**REQUIRED TASK:**
From the listing below, pull each line that includes "Flawless".

====== GIVEN DATA

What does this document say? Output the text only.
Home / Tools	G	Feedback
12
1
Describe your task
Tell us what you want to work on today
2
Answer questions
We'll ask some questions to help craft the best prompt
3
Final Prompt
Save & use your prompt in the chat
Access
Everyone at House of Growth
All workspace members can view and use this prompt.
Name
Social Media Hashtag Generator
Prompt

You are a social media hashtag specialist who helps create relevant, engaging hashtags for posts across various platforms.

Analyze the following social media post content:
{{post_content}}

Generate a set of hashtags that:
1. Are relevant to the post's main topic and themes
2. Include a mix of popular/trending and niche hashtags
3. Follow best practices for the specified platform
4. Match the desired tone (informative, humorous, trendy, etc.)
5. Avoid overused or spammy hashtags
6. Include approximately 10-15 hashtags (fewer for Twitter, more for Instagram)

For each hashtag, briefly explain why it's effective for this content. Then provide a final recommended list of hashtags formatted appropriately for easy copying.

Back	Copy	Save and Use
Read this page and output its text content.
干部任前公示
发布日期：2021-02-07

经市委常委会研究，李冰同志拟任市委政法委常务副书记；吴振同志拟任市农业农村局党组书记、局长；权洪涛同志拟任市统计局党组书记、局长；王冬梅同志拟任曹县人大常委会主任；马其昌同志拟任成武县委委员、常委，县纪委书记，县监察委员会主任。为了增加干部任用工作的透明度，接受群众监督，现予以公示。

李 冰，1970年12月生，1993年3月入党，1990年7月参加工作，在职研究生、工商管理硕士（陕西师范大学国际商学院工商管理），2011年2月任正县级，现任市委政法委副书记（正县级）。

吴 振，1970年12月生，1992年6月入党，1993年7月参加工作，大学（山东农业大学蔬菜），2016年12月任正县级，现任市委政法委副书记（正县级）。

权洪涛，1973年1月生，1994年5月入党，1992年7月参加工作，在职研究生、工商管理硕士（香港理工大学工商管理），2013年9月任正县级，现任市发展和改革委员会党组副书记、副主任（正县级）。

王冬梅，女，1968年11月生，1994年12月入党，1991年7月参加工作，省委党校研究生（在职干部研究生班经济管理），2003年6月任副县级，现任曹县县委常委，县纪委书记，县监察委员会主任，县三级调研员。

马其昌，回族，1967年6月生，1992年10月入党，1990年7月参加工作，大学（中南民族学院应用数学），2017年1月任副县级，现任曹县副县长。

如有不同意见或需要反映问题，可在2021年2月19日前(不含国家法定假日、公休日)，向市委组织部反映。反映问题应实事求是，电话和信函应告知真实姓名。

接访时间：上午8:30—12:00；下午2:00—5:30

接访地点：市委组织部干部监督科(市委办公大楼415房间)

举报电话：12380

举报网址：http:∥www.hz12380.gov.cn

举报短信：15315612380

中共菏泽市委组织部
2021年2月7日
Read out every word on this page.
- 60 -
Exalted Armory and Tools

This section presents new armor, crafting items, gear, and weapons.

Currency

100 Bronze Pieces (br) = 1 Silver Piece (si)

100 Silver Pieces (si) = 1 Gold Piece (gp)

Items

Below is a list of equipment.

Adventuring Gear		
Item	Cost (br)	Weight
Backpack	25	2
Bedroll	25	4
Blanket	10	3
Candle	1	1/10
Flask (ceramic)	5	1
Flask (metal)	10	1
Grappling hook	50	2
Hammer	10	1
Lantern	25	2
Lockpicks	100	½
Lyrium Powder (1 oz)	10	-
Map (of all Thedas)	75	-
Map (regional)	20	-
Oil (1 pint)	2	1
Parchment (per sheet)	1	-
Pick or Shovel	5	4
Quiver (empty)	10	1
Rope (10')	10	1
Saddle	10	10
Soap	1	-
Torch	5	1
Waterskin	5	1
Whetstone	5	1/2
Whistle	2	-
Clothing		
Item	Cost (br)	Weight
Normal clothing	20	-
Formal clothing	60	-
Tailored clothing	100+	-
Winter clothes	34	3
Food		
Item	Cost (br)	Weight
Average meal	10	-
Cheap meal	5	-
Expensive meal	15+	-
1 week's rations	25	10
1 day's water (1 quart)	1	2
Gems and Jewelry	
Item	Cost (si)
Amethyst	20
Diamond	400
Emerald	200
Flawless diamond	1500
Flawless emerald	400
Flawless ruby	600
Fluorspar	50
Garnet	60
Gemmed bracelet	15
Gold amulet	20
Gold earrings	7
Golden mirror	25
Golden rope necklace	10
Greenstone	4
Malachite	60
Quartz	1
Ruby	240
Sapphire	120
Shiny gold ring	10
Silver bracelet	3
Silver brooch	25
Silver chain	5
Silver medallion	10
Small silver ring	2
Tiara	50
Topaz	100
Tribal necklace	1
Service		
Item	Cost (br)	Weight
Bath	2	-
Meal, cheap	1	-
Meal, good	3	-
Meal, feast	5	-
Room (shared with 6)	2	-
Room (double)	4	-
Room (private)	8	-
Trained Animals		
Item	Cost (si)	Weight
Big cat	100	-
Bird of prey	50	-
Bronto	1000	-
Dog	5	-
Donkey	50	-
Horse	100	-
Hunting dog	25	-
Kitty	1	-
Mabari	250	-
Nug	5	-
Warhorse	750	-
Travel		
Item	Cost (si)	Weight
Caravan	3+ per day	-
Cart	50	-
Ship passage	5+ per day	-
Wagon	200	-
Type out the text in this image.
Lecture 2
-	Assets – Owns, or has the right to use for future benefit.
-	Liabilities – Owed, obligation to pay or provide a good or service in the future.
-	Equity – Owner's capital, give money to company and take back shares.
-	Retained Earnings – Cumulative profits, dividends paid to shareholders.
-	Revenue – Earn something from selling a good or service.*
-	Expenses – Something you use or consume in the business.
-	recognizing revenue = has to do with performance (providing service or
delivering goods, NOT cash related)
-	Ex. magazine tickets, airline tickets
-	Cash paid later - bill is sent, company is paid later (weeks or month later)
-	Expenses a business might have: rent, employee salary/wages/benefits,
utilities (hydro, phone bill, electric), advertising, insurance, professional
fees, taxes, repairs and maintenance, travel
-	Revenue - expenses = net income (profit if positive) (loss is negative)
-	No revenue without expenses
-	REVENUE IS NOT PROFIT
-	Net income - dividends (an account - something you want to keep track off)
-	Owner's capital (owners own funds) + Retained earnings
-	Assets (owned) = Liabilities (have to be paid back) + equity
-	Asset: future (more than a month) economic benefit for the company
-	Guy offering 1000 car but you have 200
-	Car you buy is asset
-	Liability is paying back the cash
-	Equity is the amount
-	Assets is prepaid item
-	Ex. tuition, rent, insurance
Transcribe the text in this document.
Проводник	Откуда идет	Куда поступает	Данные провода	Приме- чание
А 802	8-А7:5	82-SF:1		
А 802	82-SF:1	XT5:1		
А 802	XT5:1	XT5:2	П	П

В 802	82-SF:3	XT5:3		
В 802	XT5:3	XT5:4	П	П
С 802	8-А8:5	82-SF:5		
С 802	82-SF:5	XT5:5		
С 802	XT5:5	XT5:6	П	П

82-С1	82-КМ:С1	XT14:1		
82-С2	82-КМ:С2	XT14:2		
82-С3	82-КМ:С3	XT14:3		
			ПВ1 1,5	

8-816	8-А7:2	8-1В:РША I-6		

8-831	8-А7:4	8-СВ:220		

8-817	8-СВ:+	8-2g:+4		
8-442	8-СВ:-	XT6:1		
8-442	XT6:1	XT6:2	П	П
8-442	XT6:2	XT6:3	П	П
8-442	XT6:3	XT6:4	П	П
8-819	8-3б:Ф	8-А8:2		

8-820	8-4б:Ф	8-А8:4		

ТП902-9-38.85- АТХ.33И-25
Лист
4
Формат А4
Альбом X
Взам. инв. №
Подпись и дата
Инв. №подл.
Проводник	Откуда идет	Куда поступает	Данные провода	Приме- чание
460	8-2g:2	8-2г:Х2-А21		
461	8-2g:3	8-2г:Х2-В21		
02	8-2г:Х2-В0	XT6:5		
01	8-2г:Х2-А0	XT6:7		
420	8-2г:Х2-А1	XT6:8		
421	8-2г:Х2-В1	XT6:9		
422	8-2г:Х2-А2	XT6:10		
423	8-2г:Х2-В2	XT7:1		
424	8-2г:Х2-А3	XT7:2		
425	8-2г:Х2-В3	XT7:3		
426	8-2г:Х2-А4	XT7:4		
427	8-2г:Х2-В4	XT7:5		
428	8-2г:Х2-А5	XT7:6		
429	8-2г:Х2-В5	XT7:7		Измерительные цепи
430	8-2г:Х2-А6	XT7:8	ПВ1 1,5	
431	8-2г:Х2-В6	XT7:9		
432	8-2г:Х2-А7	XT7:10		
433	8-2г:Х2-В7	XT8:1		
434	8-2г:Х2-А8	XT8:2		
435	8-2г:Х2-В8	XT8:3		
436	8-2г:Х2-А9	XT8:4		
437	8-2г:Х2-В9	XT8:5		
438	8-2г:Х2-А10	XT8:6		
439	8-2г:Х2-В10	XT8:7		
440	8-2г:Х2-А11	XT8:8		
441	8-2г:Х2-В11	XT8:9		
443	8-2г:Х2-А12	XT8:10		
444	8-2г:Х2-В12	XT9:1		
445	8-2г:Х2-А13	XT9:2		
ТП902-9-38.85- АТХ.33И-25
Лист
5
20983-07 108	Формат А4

============

**OUTPUT BELOW:**
Flawless diamond	1500
Flawless emerald	400
Flawless ruby	600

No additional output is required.